Information shown:

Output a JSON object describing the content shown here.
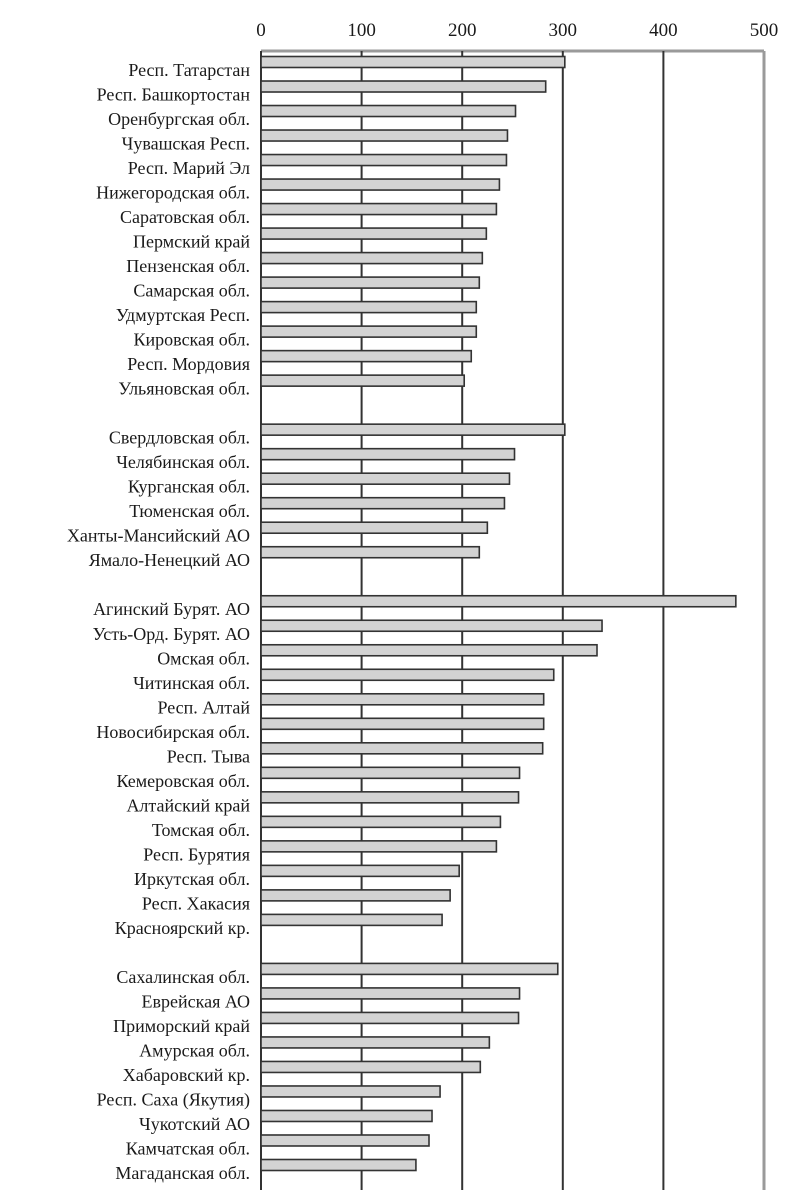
{
  "chart_data": {
    "type": "bar",
    "orientation": "horizontal",
    "title": "",
    "xlabel": "",
    "ylabel": "",
    "xlim": [
      0,
      500
    ],
    "x_ticks": [
      "0",
      "100",
      "200",
      "300",
      "400",
      "500"
    ],
    "grid": true,
    "categories": [
      "Респ. Татарстан",
      "Респ. Башкортостан",
      "Оренбургская обл.",
      "Чувашская Респ.",
      "Респ. Марий Эл",
      "Нижегородская обл.",
      "Саратовская обл.",
      "Пермский край",
      "Пензенская обл.",
      "Самарская обл.",
      "Удмуртская Респ.",
      "Кировская обл.",
      "Респ. Мордовия",
      "Ульяновская обл.",
      "",
      "Свердловская обл.",
      "Челябинская обл.",
      "Курганская обл.",
      "Тюменская обл.",
      "Ханты-Мансийский АО",
      "Ямало-Ненецкий АО",
      "",
      "Агинский  Бурят. АО",
      "Усть-Орд. Бурят. АО",
      "Омская обл.",
      "Читинская обл.",
      "Респ. Алтай",
      "Новосибирская обл.",
      "Респ. Тыва",
      "Кемеровская обл.",
      "Алтайский край",
      "Томская обл.",
      "Респ. Бурятия",
      "Иркутская обл.",
      "Респ. Хакасия",
      "Красноярский кр.",
      "",
      "Сахалинская обл.",
      "Еврейская АО",
      "Приморский край",
      "Амурская обл.",
      "Хабаровский кр.",
      "Респ. Саха (Якутия)",
      "Чукотский АО",
      "Камчатская обл.",
      "Магаданская обл."
    ],
    "values": [
      302,
      283,
      253,
      245,
      244,
      237,
      234,
      224,
      220,
      217,
      214,
      214,
      209,
      202,
      null,
      302,
      252,
      247,
      242,
      225,
      217,
      null,
      472,
      339,
      334,
      291,
      281,
      281,
      280,
      257,
      256,
      238,
      234,
      197,
      188,
      180,
      null,
      295,
      257,
      256,
      227,
      218,
      178,
      170,
      167,
      154
    ],
    "bar_color": "#d3d3d3",
    "bar_edge_color": "#333333"
  }
}
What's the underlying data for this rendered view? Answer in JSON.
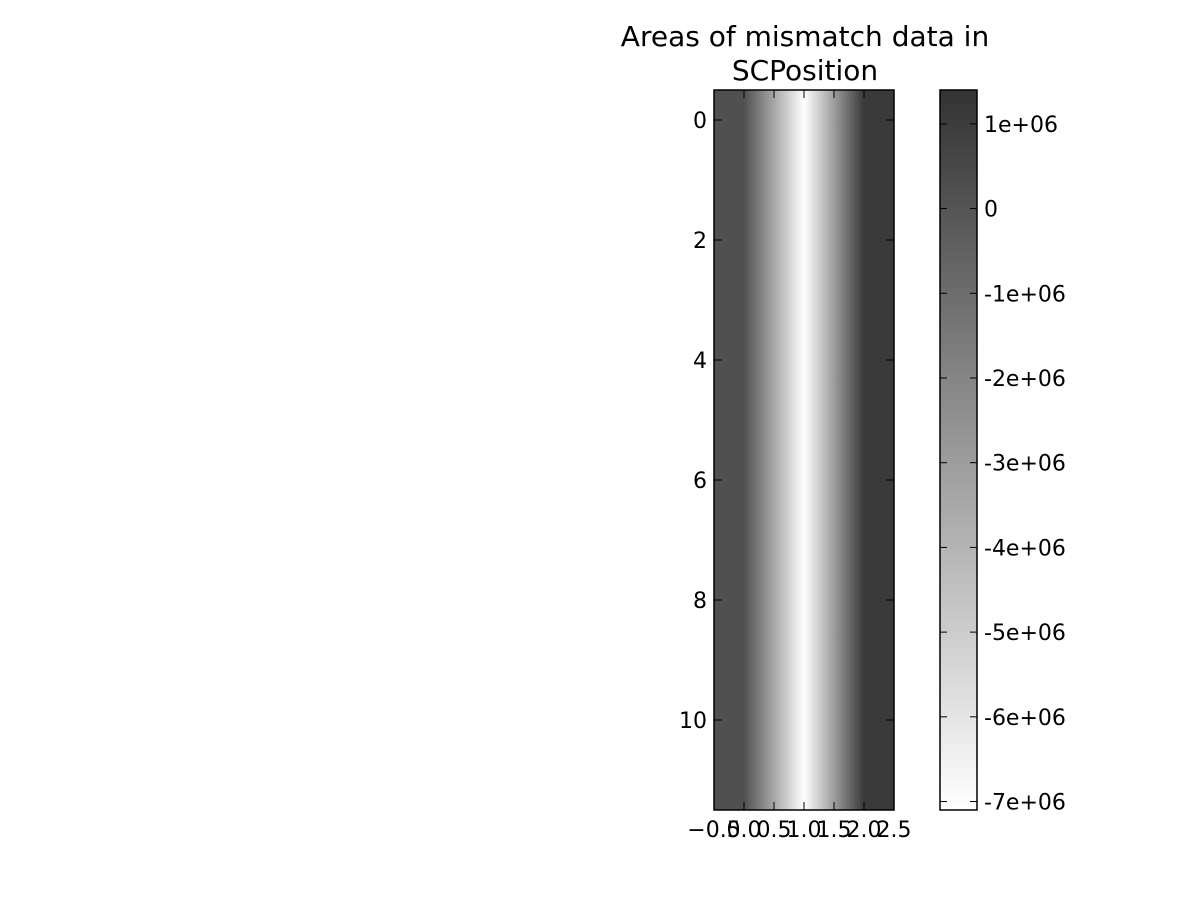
{
  "chart_data": {
    "type": "heatmap",
    "title_lines": [
      "Areas of mismatch data in",
      "SCPosition"
    ],
    "xlabel": "",
    "ylabel": "",
    "xlim": [
      -0.5,
      2.5
    ],
    "ylim": [
      11.5,
      -0.5
    ],
    "x_ticks": [
      {
        "value": -0.5,
        "label": "−0.5"
      },
      {
        "value": 0.0,
        "label": "0.0"
      },
      {
        "value": 0.5,
        "label": "0.5"
      },
      {
        "value": 1.0,
        "label": "1.0"
      },
      {
        "value": 1.5,
        "label": "1.5"
      },
      {
        "value": 2.0,
        "label": "2.0"
      },
      {
        "value": 2.5,
        "label": "2.5"
      }
    ],
    "y_ticks": [
      {
        "value": 0,
        "label": "0"
      },
      {
        "value": 2,
        "label": "2"
      },
      {
        "value": 4,
        "label": "4"
      },
      {
        "value": 6,
        "label": "6"
      },
      {
        "value": 8,
        "label": "8"
      },
      {
        "value": 10,
        "label": "10"
      }
    ],
    "columns": [
      0,
      1,
      2
    ],
    "rows": 12,
    "column_values": [
      200000,
      -7100000,
      1100000
    ],
    "interpolation": "smooth",
    "colormap": "gray_r",
    "colorbar": {
      "vmin": -7100000,
      "vmax": 1400000,
      "ticks": [
        {
          "value": 1000000,
          "label": "1e+06"
        },
        {
          "value": 0,
          "label": "0"
        },
        {
          "value": -1000000,
          "label": "-1e+06"
        },
        {
          "value": -2000000,
          "label": "-2e+06"
        },
        {
          "value": -3000000,
          "label": "-3e+06"
        },
        {
          "value": -4000000,
          "label": "-4e+06"
        },
        {
          "value": -5000000,
          "label": "-5e+06"
        },
        {
          "value": -6000000,
          "label": "-6e+06"
        },
        {
          "value": -7000000,
          "label": "-7e+06"
        }
      ]
    }
  }
}
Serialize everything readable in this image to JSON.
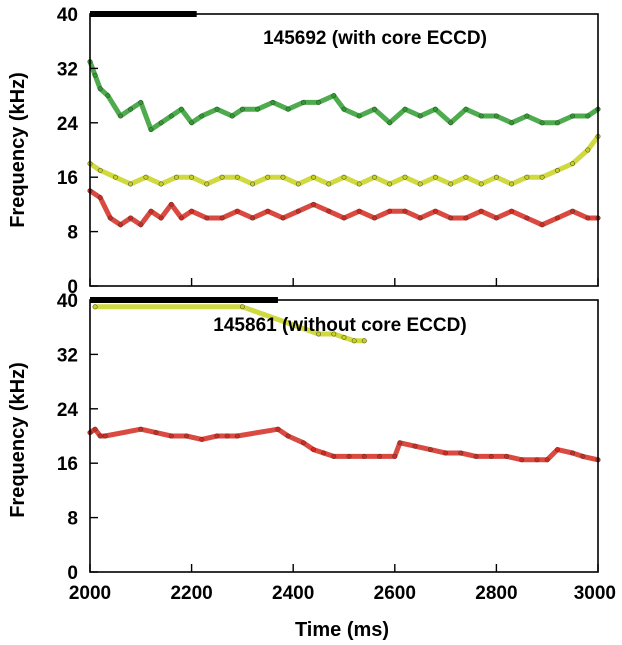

Given task: Transcribe the whole listing exactly. Pictures stay out of your copy.

Solution to this exercise:
Output a JSON object describing the content shown here.
{
  "chart_data": {
    "type": "bar",
    "orientation": "horizontal",
    "title": "",
    "xlabel": "",
    "ylabel": "",
    "xlim": [
      0,
      500
    ],
    "x_ticks": [
      "0",
      "100",
      "200",
      "300",
      "400",
      "500"
    ],
    "grid": true,
    "categories": [
      "Респ. Татарстан",
      "Респ. Башкортостан",
      "Оренбургская обл.",
      "Чувашская Респ.",
      "Респ. Марий Эл",
      "Нижегородская обл.",
      "Саратовская обл.",
      "Пермский край",
      "Пензенская обл.",
      "Самарская обл.",
      "Удмуртская Респ.",
      "Кировская обл.",
      "Респ. Мордовия",
      "Ульяновская обл.",
      "",
      "Свердловская обл.",
      "Челябинская обл.",
      "Курганская обл.",
      "Тюменская обл.",
      "Ханты-Мансийский АО",
      "Ямало-Ненецкий АО",
      "",
      "Агинский  Бурят. АО",
      "Усть-Орд. Бурят. АО",
      "Омская обл.",
      "Читинская обл.",
      "Респ. Алтай",
      "Новосибирская обл.",
      "Респ. Тыва",
      "Кемеровская обл.",
      "Алтайский край",
      "Томская обл.",
      "Респ. Бурятия",
      "Иркутская обл.",
      "Респ. Хакасия",
      "Красноярский кр.",
      "",
      "Сахалинская обл.",
      "Еврейская АО",
      "Приморский край",
      "Амурская обл.",
      "Хабаровский кр.",
      "Респ. Саха (Якутия)",
      "Чукотский АО",
      "Камчатская обл.",
      "Магаданская обл."
    ],
    "values": [
      302,
      283,
      253,
      245,
      244,
      237,
      234,
      224,
      220,
      217,
      214,
      214,
      209,
      202,
      null,
      302,
      252,
      247,
      242,
      225,
      217,
      null,
      472,
      339,
      334,
      291,
      281,
      281,
      280,
      257,
      256,
      238,
      234,
      197,
      188,
      180,
      null,
      295,
      257,
      256,
      227,
      218,
      178,
      170,
      167,
      154
    ],
    "bar_color": "#d3d3d3",
    "bar_edge_color": "#333333"
  }
}
What's the underlying data for this rendered view? Answer in JSON.
{
  "chart_data": {
    "type": "heatmap",
    "title_lines": [
      "Areas of mismatch data in",
      "SCPosition"
    ],
    "xlabel": "",
    "ylabel": "",
    "xlim": [
      -0.5,
      2.5
    ],
    "ylim": [
      11.5,
      -0.5
    ],
    "x_ticks": [
      {
        "value": -0.5,
        "label": "−0.5"
      },
      {
        "value": 0.0,
        "label": "0.0"
      },
      {
        "value": 0.5,
        "label": "0.5"
      },
      {
        "value": 1.0,
        "label": "1.0"
      },
      {
        "value": 1.5,
        "label": "1.5"
      },
      {
        "value": 2.0,
        "label": "2.0"
      },
      {
        "value": 2.5,
        "label": "2.5"
      }
    ],
    "y_ticks": [
      {
        "value": 0,
        "label": "0"
      },
      {
        "value": 2,
        "label": "2"
      },
      {
        "value": 4,
        "label": "4"
      },
      {
        "value": 6,
        "label": "6"
      },
      {
        "value": 8,
        "label": "8"
      },
      {
        "value": 10,
        "label": "10"
      }
    ],
    "columns": [
      0,
      1,
      2
    ],
    "rows": 12,
    "column_values": [
      200000,
      -7100000,
      1100000
    ],
    "interpolation": "smooth",
    "colormap": "gray_r",
    "colorbar": {
      "vmin": -7100000,
      "vmax": 1400000,
      "ticks": [
        {
          "value": 1000000,
          "label": "1e+06"
        },
        {
          "value": 0,
          "label": "0"
        },
        {
          "value": -1000000,
          "label": "-1e+06"
        },
        {
          "value": -2000000,
          "label": "-2e+06"
        },
        {
          "value": -3000000,
          "label": "-3e+06"
        },
        {
          "value": -4000000,
          "label": "-4e+06"
        },
        {
          "value": -5000000,
          "label": "-5e+06"
        },
        {
          "value": -6000000,
          "label": "-6e+06"
        },
        {
          "value": -7000000,
          "label": "-7e+06"
        }
      ]
    }
  }
}
Serialize everything readable in this image to JSON.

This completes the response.